- _Directions for this task_
In the records below, tally every line containing "AdrianahLee". Report only the total.

- _Page and application data records_

___

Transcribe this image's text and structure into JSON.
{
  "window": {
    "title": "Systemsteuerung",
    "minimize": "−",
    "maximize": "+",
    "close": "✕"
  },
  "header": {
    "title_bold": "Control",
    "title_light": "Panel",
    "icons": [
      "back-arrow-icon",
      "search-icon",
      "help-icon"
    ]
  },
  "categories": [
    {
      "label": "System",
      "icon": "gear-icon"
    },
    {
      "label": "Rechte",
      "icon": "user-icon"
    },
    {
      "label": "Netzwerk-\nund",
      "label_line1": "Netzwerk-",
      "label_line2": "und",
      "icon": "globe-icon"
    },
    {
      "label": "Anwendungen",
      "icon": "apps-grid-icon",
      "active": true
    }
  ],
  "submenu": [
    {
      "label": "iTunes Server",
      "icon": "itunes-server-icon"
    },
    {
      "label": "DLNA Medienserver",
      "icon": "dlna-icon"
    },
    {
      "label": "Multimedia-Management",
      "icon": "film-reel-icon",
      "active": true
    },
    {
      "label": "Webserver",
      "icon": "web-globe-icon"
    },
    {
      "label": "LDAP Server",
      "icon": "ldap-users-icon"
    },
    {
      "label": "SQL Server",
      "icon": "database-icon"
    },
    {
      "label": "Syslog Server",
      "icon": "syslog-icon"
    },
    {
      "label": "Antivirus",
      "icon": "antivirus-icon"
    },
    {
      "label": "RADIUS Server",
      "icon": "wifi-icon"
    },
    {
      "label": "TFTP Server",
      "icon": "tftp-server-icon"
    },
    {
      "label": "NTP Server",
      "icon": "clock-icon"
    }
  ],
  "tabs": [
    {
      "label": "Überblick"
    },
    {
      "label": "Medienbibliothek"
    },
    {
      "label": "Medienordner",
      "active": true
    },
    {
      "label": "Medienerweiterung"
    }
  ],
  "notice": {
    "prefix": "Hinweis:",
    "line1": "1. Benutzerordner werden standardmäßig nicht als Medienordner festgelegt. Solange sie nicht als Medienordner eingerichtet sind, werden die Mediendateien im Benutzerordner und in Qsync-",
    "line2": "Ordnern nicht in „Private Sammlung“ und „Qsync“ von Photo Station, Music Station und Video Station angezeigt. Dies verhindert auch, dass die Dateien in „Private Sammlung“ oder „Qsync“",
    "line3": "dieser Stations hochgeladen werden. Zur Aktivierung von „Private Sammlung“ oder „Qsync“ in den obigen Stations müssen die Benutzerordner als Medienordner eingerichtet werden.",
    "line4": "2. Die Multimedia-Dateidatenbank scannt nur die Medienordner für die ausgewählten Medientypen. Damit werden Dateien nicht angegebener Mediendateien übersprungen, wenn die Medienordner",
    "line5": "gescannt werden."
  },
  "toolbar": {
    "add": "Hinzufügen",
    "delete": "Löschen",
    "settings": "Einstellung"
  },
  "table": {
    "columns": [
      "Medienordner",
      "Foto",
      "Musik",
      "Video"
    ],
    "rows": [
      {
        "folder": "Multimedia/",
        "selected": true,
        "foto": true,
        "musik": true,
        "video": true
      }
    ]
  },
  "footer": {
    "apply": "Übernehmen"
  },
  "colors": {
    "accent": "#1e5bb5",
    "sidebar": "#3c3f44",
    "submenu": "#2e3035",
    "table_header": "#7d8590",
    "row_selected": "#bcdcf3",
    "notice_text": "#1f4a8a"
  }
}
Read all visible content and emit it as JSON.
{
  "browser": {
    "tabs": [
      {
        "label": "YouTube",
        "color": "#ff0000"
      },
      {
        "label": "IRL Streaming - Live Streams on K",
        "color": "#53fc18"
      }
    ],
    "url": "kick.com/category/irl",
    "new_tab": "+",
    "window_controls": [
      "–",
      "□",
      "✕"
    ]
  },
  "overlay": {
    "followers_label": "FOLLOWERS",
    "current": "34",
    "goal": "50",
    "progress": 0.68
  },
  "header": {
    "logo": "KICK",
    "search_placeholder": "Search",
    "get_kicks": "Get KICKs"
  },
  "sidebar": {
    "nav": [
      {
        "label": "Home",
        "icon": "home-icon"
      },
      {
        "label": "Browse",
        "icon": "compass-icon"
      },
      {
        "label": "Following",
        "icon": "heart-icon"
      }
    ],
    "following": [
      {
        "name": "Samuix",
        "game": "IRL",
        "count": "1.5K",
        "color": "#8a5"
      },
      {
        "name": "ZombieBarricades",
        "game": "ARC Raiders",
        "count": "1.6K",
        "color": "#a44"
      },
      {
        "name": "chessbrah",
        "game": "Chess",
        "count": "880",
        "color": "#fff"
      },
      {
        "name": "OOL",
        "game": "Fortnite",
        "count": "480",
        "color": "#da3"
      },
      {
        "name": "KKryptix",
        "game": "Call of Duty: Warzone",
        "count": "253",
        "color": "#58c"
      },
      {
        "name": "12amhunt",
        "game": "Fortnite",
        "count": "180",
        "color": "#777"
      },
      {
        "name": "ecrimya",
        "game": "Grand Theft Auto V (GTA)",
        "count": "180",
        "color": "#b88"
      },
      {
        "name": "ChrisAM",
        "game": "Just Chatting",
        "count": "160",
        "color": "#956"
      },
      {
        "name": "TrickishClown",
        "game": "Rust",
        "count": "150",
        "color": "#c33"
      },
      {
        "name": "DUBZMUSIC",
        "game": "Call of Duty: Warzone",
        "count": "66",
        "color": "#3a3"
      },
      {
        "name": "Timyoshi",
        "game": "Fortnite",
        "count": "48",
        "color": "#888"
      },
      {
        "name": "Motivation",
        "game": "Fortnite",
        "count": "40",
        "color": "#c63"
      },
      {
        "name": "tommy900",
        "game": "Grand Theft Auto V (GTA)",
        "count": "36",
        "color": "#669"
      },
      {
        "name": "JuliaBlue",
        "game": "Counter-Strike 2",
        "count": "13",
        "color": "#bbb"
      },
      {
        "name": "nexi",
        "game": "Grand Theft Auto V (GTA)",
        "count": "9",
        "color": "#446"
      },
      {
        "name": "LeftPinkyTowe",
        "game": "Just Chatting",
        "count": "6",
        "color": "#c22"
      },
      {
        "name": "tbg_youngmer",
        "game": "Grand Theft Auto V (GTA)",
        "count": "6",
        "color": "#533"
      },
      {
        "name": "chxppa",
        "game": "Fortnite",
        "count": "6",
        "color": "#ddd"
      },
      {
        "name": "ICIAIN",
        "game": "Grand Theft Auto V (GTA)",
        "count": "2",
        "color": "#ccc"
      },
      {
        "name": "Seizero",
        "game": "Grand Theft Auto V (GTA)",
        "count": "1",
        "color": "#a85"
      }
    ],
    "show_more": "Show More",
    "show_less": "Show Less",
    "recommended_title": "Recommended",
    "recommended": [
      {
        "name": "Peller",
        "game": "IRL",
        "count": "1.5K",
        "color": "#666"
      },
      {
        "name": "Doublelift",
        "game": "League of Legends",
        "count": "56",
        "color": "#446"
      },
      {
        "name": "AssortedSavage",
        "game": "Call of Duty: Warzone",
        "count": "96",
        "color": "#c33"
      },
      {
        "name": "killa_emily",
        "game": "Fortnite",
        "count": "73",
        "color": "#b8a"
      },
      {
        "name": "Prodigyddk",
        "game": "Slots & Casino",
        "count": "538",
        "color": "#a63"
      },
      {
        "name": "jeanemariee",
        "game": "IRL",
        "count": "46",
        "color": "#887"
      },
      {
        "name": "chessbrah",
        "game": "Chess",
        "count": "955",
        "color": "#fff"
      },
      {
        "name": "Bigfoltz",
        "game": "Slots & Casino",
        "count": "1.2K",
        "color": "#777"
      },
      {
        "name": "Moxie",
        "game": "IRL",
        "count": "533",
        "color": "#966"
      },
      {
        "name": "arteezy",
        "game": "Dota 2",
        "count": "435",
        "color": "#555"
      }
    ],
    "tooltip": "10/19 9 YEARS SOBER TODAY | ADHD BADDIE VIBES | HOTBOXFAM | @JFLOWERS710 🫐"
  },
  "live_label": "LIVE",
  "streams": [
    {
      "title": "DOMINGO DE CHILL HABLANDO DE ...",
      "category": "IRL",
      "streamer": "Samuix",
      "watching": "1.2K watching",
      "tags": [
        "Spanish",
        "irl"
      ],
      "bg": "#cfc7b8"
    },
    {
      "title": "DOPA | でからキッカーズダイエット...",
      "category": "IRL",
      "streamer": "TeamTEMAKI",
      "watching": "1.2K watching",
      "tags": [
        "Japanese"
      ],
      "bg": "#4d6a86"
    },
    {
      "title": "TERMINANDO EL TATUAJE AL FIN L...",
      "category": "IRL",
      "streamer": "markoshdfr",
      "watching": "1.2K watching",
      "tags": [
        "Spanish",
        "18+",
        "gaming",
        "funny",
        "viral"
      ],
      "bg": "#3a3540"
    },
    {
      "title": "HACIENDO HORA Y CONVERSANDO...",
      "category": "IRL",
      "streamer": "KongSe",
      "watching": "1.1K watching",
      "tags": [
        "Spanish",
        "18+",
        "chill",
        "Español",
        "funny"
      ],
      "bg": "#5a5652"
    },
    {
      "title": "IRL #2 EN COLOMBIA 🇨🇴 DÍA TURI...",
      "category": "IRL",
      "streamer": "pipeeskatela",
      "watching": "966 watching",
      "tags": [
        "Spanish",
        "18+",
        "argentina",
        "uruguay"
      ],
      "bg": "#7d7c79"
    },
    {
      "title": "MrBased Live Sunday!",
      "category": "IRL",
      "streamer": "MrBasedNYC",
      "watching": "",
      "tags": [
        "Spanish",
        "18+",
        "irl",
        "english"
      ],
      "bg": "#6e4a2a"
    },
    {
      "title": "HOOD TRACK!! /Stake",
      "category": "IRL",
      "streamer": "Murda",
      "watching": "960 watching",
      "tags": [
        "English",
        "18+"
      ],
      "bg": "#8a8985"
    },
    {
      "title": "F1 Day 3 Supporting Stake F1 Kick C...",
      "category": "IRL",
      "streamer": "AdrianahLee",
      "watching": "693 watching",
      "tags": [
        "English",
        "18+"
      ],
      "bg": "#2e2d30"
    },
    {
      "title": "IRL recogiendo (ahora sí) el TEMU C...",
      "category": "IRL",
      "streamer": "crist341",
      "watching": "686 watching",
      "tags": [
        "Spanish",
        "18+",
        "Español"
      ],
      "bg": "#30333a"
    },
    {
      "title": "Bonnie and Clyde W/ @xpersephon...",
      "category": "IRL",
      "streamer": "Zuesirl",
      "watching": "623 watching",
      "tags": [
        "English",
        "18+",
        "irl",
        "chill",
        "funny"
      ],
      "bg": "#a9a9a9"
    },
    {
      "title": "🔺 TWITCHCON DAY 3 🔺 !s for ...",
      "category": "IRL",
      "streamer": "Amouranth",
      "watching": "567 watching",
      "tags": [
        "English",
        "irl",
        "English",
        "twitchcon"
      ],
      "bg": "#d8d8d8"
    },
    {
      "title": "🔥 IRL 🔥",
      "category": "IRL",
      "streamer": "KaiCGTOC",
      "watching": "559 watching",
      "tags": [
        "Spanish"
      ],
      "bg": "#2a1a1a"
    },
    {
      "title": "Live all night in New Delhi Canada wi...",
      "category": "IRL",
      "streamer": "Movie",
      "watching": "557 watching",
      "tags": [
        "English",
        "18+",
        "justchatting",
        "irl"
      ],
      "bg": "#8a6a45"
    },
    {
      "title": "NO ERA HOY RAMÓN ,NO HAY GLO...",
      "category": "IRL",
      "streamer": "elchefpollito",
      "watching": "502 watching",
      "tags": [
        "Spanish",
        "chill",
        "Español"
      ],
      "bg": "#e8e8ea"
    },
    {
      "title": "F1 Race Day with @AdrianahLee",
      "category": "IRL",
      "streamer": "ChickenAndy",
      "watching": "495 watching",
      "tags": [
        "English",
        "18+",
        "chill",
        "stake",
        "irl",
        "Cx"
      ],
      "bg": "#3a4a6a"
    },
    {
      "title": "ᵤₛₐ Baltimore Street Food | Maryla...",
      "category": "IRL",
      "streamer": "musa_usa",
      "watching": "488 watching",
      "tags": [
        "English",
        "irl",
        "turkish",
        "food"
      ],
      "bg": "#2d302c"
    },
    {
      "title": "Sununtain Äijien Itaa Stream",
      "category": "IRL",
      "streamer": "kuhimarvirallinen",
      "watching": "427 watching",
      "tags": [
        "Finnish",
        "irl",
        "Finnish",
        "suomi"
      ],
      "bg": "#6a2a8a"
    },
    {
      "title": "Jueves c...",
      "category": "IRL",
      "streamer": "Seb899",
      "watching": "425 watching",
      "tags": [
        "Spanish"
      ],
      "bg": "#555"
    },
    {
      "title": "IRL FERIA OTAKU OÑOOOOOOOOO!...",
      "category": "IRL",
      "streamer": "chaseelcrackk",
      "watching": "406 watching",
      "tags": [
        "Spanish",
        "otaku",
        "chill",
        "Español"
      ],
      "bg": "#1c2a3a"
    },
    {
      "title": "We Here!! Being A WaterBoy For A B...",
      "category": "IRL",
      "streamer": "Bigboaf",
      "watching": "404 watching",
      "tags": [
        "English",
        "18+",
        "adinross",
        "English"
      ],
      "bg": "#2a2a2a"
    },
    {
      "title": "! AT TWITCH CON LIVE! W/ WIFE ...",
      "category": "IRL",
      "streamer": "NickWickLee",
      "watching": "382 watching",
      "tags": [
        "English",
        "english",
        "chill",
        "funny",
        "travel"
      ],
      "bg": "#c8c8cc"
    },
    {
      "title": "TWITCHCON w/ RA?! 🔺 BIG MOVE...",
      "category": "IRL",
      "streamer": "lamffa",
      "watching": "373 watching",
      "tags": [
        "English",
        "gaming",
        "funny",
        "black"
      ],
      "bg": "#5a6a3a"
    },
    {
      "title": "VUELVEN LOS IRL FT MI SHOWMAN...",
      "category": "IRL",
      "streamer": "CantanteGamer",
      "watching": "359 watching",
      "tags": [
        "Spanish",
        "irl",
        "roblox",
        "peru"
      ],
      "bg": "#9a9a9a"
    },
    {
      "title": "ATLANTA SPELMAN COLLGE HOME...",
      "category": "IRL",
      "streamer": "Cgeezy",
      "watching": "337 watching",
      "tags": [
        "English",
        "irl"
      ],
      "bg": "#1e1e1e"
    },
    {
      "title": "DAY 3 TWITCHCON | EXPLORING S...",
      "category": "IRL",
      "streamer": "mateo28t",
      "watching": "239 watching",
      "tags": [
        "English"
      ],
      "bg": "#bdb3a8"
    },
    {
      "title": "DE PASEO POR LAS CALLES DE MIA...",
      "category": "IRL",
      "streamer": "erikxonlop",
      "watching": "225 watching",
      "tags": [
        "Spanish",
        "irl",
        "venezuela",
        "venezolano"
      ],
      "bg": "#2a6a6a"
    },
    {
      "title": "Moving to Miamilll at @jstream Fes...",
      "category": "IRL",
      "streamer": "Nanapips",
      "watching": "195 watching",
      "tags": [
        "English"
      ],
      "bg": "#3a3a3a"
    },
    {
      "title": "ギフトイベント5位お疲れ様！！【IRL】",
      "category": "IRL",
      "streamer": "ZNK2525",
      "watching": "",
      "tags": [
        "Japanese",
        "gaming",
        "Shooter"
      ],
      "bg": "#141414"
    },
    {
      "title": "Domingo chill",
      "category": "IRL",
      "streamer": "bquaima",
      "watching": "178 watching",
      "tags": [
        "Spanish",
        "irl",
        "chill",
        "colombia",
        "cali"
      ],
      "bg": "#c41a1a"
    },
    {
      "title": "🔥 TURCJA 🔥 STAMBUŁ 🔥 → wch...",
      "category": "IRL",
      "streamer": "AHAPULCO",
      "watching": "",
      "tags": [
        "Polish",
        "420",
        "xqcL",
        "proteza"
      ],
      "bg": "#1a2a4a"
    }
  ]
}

___

- _The answer_
2